• [Stated task]: Look through the material and copy each line holding "JSON".

• [Data for this task]:
[Begin]

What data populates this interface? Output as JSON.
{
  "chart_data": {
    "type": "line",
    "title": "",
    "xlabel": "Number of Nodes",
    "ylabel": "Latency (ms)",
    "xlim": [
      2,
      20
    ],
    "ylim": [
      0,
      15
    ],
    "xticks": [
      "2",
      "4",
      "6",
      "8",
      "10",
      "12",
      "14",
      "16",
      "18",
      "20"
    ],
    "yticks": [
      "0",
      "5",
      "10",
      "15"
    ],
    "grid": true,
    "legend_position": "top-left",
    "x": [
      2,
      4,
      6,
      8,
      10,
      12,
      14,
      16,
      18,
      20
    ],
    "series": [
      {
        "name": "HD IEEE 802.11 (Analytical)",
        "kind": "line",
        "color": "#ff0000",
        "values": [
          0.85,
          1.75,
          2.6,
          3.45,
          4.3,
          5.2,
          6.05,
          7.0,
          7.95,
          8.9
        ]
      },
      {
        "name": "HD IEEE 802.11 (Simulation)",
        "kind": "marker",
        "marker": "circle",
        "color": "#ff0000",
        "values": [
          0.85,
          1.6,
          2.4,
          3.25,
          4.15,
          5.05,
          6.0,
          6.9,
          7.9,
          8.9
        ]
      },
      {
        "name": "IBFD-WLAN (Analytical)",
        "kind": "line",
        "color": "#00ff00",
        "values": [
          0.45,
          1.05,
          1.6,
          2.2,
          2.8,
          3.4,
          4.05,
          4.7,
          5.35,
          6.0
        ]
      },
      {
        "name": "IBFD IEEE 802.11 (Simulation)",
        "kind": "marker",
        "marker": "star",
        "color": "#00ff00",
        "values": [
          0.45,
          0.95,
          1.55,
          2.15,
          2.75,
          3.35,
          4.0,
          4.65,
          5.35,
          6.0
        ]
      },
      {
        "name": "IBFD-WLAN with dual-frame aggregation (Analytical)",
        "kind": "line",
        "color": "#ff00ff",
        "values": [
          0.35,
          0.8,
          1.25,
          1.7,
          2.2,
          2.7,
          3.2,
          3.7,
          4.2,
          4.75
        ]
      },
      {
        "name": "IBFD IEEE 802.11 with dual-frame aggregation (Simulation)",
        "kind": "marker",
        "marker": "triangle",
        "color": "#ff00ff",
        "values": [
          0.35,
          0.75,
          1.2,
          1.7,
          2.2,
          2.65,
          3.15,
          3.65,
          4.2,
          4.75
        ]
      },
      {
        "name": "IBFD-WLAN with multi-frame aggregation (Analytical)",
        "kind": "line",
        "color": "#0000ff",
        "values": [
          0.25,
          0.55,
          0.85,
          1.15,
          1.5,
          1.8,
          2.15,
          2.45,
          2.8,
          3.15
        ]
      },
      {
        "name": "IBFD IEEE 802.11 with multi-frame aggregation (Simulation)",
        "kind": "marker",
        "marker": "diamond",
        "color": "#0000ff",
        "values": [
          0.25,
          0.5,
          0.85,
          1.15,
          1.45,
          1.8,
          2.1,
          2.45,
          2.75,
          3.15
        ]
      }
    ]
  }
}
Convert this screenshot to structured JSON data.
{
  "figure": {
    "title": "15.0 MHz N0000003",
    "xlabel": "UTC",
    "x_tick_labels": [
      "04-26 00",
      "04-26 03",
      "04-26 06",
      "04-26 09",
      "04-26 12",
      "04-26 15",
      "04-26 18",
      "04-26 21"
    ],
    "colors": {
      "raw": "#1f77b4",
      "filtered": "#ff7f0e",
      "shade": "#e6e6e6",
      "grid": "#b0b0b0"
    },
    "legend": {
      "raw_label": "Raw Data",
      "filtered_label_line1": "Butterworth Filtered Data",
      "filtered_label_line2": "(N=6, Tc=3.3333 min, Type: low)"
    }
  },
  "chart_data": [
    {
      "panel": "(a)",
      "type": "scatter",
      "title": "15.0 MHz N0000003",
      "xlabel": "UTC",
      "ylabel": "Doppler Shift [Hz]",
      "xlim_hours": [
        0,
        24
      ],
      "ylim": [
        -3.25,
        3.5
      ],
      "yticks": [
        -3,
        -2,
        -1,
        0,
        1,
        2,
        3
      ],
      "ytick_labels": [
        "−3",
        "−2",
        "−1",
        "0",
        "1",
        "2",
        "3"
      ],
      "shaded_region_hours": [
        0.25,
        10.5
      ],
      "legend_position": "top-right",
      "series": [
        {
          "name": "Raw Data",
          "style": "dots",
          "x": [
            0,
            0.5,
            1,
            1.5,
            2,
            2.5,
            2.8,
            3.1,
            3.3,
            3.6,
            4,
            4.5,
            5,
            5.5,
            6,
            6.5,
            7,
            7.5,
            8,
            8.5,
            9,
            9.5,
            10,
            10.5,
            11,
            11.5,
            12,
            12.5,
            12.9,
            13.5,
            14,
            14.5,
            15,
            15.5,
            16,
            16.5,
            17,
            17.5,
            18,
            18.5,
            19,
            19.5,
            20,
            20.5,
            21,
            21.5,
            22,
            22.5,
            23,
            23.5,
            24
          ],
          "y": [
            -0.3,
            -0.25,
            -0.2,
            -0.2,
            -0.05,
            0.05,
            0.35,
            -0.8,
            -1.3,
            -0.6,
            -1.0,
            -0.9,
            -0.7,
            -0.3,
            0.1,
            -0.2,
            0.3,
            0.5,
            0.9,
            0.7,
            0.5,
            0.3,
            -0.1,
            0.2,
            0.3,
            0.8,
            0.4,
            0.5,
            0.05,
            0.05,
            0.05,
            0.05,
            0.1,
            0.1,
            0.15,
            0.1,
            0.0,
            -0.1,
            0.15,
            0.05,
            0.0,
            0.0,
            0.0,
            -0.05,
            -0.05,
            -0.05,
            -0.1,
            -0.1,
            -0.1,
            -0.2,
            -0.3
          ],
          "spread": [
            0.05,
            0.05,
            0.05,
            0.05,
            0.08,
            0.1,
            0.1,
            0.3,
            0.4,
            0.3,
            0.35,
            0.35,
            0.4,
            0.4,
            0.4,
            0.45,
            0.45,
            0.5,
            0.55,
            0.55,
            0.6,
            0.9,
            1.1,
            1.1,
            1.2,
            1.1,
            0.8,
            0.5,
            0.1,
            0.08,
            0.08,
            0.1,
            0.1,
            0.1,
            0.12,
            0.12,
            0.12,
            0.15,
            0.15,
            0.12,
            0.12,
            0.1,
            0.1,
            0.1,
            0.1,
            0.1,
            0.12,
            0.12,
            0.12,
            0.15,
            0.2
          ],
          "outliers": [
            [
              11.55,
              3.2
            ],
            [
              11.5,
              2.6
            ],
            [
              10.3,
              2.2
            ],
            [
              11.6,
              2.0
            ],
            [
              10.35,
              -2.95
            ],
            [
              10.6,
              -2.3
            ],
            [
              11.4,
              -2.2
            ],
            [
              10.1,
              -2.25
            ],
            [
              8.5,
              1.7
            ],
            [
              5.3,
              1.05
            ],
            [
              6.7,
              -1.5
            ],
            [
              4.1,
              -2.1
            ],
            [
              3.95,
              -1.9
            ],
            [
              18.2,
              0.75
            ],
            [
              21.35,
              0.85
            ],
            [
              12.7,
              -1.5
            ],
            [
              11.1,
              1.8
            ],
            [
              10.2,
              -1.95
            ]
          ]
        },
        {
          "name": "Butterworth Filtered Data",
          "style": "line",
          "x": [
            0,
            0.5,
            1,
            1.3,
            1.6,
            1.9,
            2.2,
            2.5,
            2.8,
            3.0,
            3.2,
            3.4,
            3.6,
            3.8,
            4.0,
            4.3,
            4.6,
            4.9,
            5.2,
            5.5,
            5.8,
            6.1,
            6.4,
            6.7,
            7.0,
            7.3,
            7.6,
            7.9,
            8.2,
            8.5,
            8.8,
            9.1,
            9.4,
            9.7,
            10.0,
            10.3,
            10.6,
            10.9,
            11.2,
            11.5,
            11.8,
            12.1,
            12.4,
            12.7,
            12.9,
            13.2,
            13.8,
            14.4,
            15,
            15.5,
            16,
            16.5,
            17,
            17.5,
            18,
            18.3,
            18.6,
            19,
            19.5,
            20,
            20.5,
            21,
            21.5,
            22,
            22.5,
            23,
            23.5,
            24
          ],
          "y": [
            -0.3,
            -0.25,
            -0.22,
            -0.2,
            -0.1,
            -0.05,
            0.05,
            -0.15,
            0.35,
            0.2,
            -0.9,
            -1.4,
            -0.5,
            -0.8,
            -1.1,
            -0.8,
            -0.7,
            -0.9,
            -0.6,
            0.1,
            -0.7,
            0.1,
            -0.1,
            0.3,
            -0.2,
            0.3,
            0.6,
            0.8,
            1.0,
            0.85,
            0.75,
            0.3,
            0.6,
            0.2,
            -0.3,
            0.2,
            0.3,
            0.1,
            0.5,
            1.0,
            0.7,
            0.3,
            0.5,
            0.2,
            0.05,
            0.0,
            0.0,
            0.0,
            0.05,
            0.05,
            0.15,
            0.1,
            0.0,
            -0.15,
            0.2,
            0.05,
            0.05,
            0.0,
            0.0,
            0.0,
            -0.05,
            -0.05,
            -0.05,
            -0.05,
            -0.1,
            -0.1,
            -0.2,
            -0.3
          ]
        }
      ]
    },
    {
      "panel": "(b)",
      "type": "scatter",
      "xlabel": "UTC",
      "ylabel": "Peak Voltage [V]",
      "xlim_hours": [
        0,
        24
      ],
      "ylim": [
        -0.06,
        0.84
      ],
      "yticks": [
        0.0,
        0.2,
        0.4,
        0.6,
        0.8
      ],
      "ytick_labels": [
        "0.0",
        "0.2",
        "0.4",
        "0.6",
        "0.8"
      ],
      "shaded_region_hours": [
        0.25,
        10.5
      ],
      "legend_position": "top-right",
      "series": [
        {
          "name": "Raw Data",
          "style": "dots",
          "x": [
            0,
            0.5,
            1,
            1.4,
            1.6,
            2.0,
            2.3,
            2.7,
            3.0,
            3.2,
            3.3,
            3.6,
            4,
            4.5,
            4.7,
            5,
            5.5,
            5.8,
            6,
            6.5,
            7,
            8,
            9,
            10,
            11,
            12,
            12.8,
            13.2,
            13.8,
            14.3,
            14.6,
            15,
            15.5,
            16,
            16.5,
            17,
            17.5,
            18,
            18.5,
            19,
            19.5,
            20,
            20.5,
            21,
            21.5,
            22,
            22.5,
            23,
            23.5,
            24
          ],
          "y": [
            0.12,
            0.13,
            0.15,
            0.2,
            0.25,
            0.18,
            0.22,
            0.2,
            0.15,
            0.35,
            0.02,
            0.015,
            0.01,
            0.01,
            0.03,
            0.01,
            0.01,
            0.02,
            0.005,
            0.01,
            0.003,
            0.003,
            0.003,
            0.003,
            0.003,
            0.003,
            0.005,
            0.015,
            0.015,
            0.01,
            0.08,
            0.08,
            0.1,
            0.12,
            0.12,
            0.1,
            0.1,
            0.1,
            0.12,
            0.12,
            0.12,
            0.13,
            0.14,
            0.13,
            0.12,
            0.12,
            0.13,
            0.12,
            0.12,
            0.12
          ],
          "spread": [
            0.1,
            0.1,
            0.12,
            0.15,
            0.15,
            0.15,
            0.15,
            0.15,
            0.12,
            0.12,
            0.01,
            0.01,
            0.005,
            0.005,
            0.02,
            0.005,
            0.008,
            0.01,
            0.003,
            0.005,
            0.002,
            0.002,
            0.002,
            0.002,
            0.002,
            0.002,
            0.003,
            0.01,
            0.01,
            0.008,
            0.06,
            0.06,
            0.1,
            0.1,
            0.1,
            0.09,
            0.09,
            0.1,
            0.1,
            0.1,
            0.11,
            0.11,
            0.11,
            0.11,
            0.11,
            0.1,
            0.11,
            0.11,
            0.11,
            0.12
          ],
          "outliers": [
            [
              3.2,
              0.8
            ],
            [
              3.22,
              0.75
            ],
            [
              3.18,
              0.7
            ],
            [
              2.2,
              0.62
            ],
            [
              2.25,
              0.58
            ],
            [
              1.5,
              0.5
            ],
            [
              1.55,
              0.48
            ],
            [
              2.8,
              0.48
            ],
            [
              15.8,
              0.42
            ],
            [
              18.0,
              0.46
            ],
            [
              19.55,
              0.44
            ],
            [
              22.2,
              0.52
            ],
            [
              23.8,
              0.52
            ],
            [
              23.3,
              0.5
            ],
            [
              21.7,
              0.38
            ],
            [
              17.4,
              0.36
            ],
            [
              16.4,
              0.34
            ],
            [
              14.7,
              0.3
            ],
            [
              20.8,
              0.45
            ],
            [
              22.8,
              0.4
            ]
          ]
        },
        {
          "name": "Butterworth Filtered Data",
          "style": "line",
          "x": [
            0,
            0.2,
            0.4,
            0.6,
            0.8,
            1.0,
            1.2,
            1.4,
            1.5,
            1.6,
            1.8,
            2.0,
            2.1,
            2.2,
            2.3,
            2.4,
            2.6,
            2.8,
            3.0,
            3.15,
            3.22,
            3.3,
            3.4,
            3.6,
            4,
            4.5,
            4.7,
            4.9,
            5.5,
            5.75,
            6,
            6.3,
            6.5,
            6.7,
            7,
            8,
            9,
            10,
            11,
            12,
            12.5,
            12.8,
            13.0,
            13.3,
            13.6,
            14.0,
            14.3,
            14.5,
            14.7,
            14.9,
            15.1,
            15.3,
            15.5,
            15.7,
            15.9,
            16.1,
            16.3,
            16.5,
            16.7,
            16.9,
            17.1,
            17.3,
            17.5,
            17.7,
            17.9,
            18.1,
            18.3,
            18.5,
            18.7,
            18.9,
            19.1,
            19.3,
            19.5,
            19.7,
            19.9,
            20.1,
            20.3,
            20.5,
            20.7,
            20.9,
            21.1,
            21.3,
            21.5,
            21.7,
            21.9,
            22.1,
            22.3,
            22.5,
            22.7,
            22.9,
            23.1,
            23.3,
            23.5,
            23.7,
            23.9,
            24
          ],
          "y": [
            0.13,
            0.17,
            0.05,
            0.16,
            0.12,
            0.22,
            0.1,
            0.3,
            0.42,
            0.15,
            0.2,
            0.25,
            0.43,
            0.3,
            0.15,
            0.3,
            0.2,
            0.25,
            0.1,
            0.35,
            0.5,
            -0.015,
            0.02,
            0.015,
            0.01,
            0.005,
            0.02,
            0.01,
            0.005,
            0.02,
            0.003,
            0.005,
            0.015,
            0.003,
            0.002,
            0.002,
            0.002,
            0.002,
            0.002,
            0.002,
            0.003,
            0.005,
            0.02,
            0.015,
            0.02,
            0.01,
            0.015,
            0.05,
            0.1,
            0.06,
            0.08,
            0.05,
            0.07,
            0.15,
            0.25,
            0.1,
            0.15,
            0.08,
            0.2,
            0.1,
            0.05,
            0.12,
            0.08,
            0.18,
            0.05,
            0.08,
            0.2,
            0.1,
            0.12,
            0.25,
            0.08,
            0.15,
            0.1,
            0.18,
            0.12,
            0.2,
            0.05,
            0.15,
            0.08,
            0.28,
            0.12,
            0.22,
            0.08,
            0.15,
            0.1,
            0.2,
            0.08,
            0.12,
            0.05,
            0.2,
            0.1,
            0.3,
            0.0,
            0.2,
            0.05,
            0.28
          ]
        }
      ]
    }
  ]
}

[End]

• [Expected answer]:
What data populates this interface? Output as JSON.
Convert this screenshot to structured JSON data.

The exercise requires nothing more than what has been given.